* **PROBLEM STATEMENT**
Print all records exactly, leaving nothing out.

── RECORDED INFORMATION

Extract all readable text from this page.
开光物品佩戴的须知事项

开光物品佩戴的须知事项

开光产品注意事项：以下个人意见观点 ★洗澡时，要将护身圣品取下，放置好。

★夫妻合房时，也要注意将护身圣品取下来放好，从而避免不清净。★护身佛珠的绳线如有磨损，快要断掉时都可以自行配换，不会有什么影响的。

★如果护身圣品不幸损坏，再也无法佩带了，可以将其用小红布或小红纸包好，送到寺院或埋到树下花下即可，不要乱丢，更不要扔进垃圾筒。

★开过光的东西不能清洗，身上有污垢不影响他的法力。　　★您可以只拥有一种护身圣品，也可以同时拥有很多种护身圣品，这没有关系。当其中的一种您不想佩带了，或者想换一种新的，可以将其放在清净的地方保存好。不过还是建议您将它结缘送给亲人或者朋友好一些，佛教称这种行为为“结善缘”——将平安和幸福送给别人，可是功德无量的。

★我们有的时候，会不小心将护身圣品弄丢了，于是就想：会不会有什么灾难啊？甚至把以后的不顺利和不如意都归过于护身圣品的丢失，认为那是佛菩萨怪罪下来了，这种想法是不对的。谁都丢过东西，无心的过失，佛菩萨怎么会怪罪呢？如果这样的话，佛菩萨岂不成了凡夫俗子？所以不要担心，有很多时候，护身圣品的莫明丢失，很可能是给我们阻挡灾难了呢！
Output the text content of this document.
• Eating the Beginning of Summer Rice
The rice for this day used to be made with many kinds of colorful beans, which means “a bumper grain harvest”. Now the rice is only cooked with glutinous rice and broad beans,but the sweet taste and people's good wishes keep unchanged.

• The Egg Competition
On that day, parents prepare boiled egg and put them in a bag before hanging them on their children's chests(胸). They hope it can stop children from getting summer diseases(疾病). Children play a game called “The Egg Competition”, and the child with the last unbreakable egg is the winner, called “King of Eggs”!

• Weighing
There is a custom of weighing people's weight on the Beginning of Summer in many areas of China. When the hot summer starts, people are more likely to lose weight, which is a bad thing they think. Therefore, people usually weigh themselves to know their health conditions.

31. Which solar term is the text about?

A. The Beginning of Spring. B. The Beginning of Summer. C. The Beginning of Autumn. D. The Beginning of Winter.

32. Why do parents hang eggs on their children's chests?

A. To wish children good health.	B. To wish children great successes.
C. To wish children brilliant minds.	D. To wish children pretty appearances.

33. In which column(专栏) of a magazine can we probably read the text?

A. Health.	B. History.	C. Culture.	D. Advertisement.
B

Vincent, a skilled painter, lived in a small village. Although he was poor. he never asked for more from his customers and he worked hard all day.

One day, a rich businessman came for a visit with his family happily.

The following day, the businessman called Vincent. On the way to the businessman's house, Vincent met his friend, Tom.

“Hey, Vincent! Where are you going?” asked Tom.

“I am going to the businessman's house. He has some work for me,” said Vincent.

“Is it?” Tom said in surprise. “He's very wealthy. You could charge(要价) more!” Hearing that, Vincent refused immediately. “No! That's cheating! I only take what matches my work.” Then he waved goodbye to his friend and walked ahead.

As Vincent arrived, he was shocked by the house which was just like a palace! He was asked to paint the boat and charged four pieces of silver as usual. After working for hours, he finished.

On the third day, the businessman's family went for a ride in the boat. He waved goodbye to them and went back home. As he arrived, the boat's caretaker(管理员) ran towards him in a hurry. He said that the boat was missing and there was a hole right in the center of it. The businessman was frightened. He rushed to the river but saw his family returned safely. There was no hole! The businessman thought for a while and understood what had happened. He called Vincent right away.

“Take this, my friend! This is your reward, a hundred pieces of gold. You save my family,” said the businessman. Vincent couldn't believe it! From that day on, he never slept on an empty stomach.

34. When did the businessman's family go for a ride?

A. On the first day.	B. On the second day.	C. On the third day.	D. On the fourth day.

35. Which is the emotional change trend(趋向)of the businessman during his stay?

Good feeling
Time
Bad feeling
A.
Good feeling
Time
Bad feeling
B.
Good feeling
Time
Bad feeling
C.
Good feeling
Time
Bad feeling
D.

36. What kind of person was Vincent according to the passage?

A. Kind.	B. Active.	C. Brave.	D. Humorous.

────

* **EXERCISE ANSWER**
Extract all readable text from this page.
开光物品佩戴的须知事项

开光物品佩戴的须知事项

开光产品注意事项：以下个人意见观点 ★洗澡时，要将护身圣品取下，放置好。

★夫妻合房时，也要注意将护身圣品取下来放好，从而避免不清净。★护身佛珠的绳线如有磨损，快要断掉时都可以自行配换，不会有什么影响的。

★如果护身圣品不幸损坏，再也无法佩带了，可以将其用小红布或小红纸包好，送到寺院或埋到树下花下即可，不要乱丢，更不要扔进垃圾筒。

★开过光的东西不能清洗，身上有污垢不影响他的法力。　　★您可以只拥有一种护身圣品，也可以同时拥有很多种护身圣品，这没有关系。当其中的一种您不想佩带了，或者想换一种新的，可以将其放在清净的地方保存好。不过还是建议您将它结缘送给亲人或者朋友好一些，佛教称这种行为为“结善缘”——将平安和幸福送给别人，可是功德无量的。

★我们有的时候，会不小心将护身圣品弄丢了，于是就想：会不会有什么灾难啊？甚至把以后的不顺利和不如意都归过于护身圣品的丢失，认为那是佛菩萨怪罪下来了，这种想法是不对的。谁都丢过东西，无心的过失，佛菩萨怎么会怪罪呢？如果这样的话，佛菩萨岂不成了凡夫俗子？所以不要担心，有很多时候，护身圣品的莫明丢失，很可能是给我们阻挡灾难了呢！
Output the text content of this document.
• Eating the Beginning of Summer Rice
The rice for this day used to be made with many kinds of colorful beans, which means “a bumper grain harvest”. Now the rice is only cooked with glutinous rice and broad beans,but the sweet taste and people's good wishes keep unchanged.

• The Egg Competition
On that day, parents prepare boiled egg and put them in a bag before hanging them on their children's chests(胸). They hope it can stop children from getting summer diseases(疾病). Children play a game called “The Egg Competition”, and the child with the last unbreakable egg is the winner, called “King of Eggs”!

• Weighing
There is a custom of weighing people's weight on the Beginning of Summer in many areas of China. When the hot summer starts, people are more likely to lose weight, which is a bad thing they think. Therefore, people usually weigh themselves to know their health conditions.

31. Which solar term is the text about?

A. The Beginning of Spring. B. The Beginning of Summer. C. The Beginning of Autumn. D. The Beginning of Winter.

32. Why do parents hang eggs on their children's chests?

A. To wish children good health.	B. To wish children great successes.
C. To wish children brilliant minds.	D. To wish children pretty appearances.

33. In which column(专栏) of a magazine can we probably read the text?

A. Health.	B. History.	C. Culture.	D. Advertisement.
B

Vincent, a skilled painter, lived in a small village. Although he was poor. he never asked for more from his customers and he worked hard all day.

One day, a rich businessman came for a visit with his family happily.

The following day, the businessman called Vincent. On the way to the businessman's house, Vincent met his friend, Tom.

“Hey, Vincent! Where are you going?” asked Tom.

“I am going to the businessman's house. He has some work for me,” said Vincent.

“Is it?” Tom said in surprise. “He's very wealthy. You could charge(要价) more!” Hearing that, Vincent refused immediately. “No! That's cheating! I only take what matches my work.” Then he waved goodbye to his friend and walked ahead.

As Vincent arrived, he was shocked by the house which was just like a palace! He was asked to paint the boat and charged four pieces of silver as usual. After working for hours, he finished.

On the third day, the businessman's family went for a ride in the boat. He waved goodbye to them and went back home. As he arrived, the boat's caretaker(管理员) ran towards him in a hurry. He said that the boat was missing and there was a hole right in the center of it. The businessman was frightened. He rushed to the river but saw his family returned safely. There was no hole! The businessman thought for a while and understood what had happened. He called Vincent right away.

“Take this, my friend! This is your reward, a hundred pieces of gold. You save my family,” said the businessman. Vincent couldn't believe it! From that day on, he never slept on an empty stomach.

34. When did the businessman's family go for a ride?

A. On the first day.	B. On the second day.	C. On the third day.	D. On the fourth day.

35. Which is the emotional change trend(趋向)of the businessman during his stay?

Good feeling
Time
Bad feeling
A.
Good feeling
Time
Bad feeling
B.
Good feeling
Time
Bad feeling
C.
Good feeling
Time
Bad feeling
D.

36. What kind of person was Vincent according to the passage?

A. Kind.	B. Active.	C. Brave.	D. Humorous.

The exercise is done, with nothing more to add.